Supplied entries:
** Start **

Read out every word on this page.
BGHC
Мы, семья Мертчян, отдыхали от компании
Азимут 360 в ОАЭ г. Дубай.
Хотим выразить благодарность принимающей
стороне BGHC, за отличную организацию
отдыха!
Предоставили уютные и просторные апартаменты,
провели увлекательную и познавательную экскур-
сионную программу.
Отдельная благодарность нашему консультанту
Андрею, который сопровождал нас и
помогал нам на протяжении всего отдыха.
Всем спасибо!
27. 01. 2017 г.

** End **

Problem details: Every line of the data above should be reproduced word for word.

Exercise response:
Read out every word on this page.
BGHC
Мы, семья Мертчян, отдыхали от компании
Азимут 360 в ОАЭ г. Дубай.
Хотим выразить благодарность принимающей
стороне BGHC, за отличную организацию
отдыха!
Предоставили уютные и просторные апартаменты,
провели увлекательную и познавательную экскур-
сионную программу.
Отдельная благодарность нашему консультанту
Андрею, который сопровождал нас и
помогал нам на протяжении всего отдыха.
Всем спасибо!
27. 01. 2017 г.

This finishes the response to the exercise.